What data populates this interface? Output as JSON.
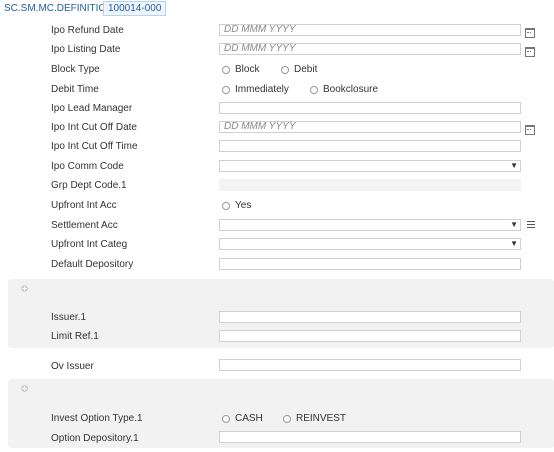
{
  "header": {
    "app_title": "SC.SM.MC.DEFINITION",
    "record_id": "100014-000"
  },
  "fields": {
    "ipo_refund_date": {
      "label": "Ipo Refund Date",
      "placeholder": "DD MMM YYYY"
    },
    "ipo_listing_date": {
      "label": "Ipo Listing Date",
      "placeholder": "DD MMM YYYY"
    },
    "block_type": {
      "label": "Block Type",
      "options": [
        "Block",
        "Debit"
      ]
    },
    "debit_time": {
      "label": "Debit Time",
      "options": [
        "Immediately",
        "Bookclosure"
      ]
    },
    "ipo_lead_manager": {
      "label": "Ipo Lead Manager",
      "value": ""
    },
    "ipo_int_cut_off_date": {
      "label": "Ipo Int Cut Off Date",
      "placeholder": "DD MMM YYYY"
    },
    "ipo_int_cut_off_time": {
      "label": "Ipo Int Cut Off Time",
      "value": ""
    },
    "ipo_comm_code": {
      "label": "Ipo Comm Code",
      "value": ""
    },
    "grp_dept_code": {
      "label": "Grp Dept Code.1",
      "value": ""
    },
    "upfront_int_acc": {
      "label": "Upfront Int Acc",
      "options": [
        "Yes"
      ]
    },
    "settlement_acc": {
      "label": "Settlement Acc",
      "value": ""
    },
    "upfront_int_categ": {
      "label": "Upfront Int Categ",
      "value": ""
    },
    "default_depository": {
      "label": "Default Depository",
      "value": ""
    },
    "issuer": {
      "label": "Issuer.1",
      "value": ""
    },
    "limit_ref": {
      "label": "Limit Ref.1",
      "value": ""
    },
    "ov_issuer": {
      "label": "Ov Issuer",
      "value": ""
    },
    "invest_option_type": {
      "label": "Invest Option Type.1",
      "options": [
        "CASH",
        "REINVEST"
      ]
    },
    "option_depository": {
      "label": "Option Depository.1",
      "value": ""
    }
  },
  "icons": {
    "calendar": "calendar-icon",
    "dropdown": "caret-down-icon",
    "list": "list-icon",
    "add": "add-group-icon"
  },
  "colors": {
    "accent": "#1f5fa8",
    "panel": "#f2f2f2",
    "field_border": "#d0d0d0"
  }
}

+ + + +

Reproduce the data verbatim. Do not carry any picture into the copy.

Exercise answer:
What data populates this interface? Output as JSON.
{
  "header": {
    "app_title": "SC.SM.MC.DEFINITION",
    "record_id": "100014-000"
  },
  "fields": {
    "ipo_refund_date": {
      "label": "Ipo Refund Date",
      "placeholder": "DD MMM YYYY"
    },
    "ipo_listing_date": {
      "label": "Ipo Listing Date",
      "placeholder": "DD MMM YYYY"
    },
    "block_type": {
      "label": "Block Type",
      "options": [
        "Block",
        "Debit"
      ]
    },
    "debit_time": {
      "label": "Debit Time",
      "options": [
        "Immediately",
        "Bookclosure"
      ]
    },
    "ipo_lead_manager": {
      "label": "Ipo Lead Manager",
      "value": ""
    },
    "ipo_int_cut_off_date": {
      "label": "Ipo Int Cut Off Date",
      "placeholder": "DD MMM YYYY"
    },
    "ipo_int_cut_off_time": {
      "label": "Ipo Int Cut Off Time",
      "value": ""
    },
    "ipo_comm_code": {
      "label": "Ipo Comm Code",
      "value": ""
    },
    "grp_dept_code": {
      "label": "Grp Dept Code.1",
      "value": ""
    },
    "upfront_int_acc": {
      "label": "Upfront Int Acc",
      "options": [
        "Yes"
      ]
    },
    "settlement_acc": {
      "label": "Settlement Acc",
      "value": ""
    },
    "upfront_int_categ": {
      "label": "Upfront Int Categ",
      "value": ""
    },
    "default_depository": {
      "label": "Default Depository",
      "value": ""
    },
    "issuer": {
      "label": "Issuer.1",
      "value": ""
    },
    "limit_ref": {
      "label": "Limit Ref.1",
      "value": ""
    },
    "ov_issuer": {
      "label": "Ov Issuer",
      "value": ""
    },
    "invest_option_type": {
      "label": "Invest Option Type.1",
      "options": [
        "CASH",
        "REINVEST"
      ]
    },
    "option_depository": {
      "label": "Option Depository.1",
      "value": ""
    }
  },
  "icons": {
    "calendar": "calendar-icon",
    "dropdown": "caret-down-icon",
    "list": "list-icon",
    "add": "add-group-icon"
  },
  "colors": {
    "accent": "#1f5fa8",
    "panel": "#f2f2f2",
    "field_border": "#d0d0d0"
  }
}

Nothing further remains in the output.